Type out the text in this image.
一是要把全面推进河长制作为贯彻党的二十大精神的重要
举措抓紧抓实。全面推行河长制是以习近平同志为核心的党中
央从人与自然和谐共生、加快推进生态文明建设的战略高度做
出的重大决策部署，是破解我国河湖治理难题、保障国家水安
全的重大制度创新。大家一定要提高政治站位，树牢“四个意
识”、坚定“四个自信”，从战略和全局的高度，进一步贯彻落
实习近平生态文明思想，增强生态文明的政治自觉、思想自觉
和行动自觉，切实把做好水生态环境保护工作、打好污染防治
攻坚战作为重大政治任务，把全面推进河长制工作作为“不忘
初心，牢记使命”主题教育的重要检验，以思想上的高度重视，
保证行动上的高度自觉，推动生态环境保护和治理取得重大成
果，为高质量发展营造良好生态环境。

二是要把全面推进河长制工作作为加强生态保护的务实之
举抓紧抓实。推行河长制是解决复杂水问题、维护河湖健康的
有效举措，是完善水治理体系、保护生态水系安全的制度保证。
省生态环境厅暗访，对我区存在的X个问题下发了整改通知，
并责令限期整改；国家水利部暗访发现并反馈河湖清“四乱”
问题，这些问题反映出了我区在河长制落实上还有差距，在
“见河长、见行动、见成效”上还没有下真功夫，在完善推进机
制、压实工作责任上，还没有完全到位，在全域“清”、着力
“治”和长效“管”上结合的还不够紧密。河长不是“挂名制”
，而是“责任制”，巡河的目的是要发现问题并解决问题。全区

+++++

Print the entries exactly. Include every one.

▸ RESULT FOR THIS EXERCISE
Type out the text in this image.
一是要把全面推进河长制作为贯彻党的二十大精神的重要
举措抓紧抓实。全面推行河长制是以习近平同志为核心的党中
央从人与自然和谐共生、加快推进生态文明建设的战略高度做
出的重大决策部署，是破解我国河湖治理难题、保障国家水安
全的重大制度创新。大家一定要提高政治站位，树牢“四个意
识”、坚定“四个自信”，从战略和全局的高度，进一步贯彻落
实习近平生态文明思想，增强生态文明的政治自觉、思想自觉
和行动自觉，切实把做好水生态环境保护工作、打好污染防治
攻坚战作为重大政治任务，把全面推进河长制工作作为“不忘
初心，牢记使命”主题教育的重要检验，以思想上的高度重视，
保证行动上的高度自觉，推动生态环境保护和治理取得重大成
果，为高质量发展营造良好生态环境。

二是要把全面推进河长制工作作为加强生态保护的务实之
举抓紧抓实。推行河长制是解决复杂水问题、维护河湖健康的
有效举措，是完善水治理体系、保护生态水系安全的制度保证。
省生态环境厅暗访，对我区存在的X个问题下发了整改通知，
并责令限期整改；国家水利部暗访发现并反馈河湖清“四乱”
问题，这些问题反映出了我区在河长制落实上还有差距，在
“见河长、见行动、见成效”上还没有下真功夫，在完善推进机
制、压实工作责任上，还没有完全到位，在全域“清”、着力
“治”和长效“管”上结合的还不够紧密。河长不是“挂名制”
，而是“责任制”，巡河的目的是要发现问题并解决问题。全区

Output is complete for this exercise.